Another new AutoSpotting release in less than a week
Fixing ECS load balancer draining
Over the last 7 years I've been working hard to make AutoSpotting the best solution for running Spot Instances in Autoscaling groups.
Just a few days ago I released our biggest release ever which makes AutoSpotting managed groups of Spot instances even more resilient to low capacity situations than the vast majority of Autoscaling groups configured with a single OnDemand instance type.
As I always keep improving the experience based on user feedback, I just released a new version of AutoSpotting that improves reliability for ECS users, making AutoSpotting with ECS a more highly available solution than plain ECS itself!
A few weeks back an AutoSpotting user reported an interesting issue with their ECS setup: each Spot termination in their ECS cluster with Spot capacity managed by AutoSpotting resulted in dropped connections and 5xx errors returned to users.
After lots of investigations, today I was finally able to reproduce and fix the issue.
For a little background, AutoSpotting never handled Spot instance load balancer draining itself but relied on the AutoScaling group or ECS to drain the connections from the load balancers when Spot instances are terminated.
○ ○ ○ ○
From the post on the new AutoSpotting release, write out word for word the part from "As I always" to "fix the issue.".
○ ○ ○ ○
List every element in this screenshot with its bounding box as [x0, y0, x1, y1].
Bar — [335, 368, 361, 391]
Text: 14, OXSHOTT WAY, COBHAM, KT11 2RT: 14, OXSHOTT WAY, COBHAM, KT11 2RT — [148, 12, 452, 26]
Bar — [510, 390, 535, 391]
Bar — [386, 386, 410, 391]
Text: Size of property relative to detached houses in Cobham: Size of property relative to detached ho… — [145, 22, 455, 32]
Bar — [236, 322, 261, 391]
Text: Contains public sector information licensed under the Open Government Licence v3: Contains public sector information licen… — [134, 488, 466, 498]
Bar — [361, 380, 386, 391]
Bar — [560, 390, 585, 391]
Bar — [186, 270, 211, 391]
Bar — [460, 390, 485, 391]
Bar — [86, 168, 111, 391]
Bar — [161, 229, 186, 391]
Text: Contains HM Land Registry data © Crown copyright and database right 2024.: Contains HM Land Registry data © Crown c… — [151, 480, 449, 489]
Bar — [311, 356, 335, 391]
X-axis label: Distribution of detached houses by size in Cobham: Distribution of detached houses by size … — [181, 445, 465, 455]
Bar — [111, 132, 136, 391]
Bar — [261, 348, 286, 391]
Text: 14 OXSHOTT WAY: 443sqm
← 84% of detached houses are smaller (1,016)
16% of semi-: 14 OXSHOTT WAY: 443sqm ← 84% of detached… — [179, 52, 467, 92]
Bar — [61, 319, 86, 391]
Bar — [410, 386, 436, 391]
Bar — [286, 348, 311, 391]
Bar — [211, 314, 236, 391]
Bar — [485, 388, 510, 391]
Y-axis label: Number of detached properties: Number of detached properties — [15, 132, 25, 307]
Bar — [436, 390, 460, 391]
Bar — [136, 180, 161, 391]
○ ○ ○ ○
_Result below_:
As I always keep improving the experience based on user feedback, I just released a new version of AutoSpotting that improves reliability for ECS users, making AutoSpotting with ECS a more highly available solution than plain ECS itself!
A few weeks back an AutoSpotting user reported an interesting issue with their ECS setup: each Spot termination in their ECS cluster with Spot capacity managed by AutoSpotting resulted in dropped connections and 5xx errors returned to users.
After lots of investigations, today I was finally able to reproduce and fix the issue.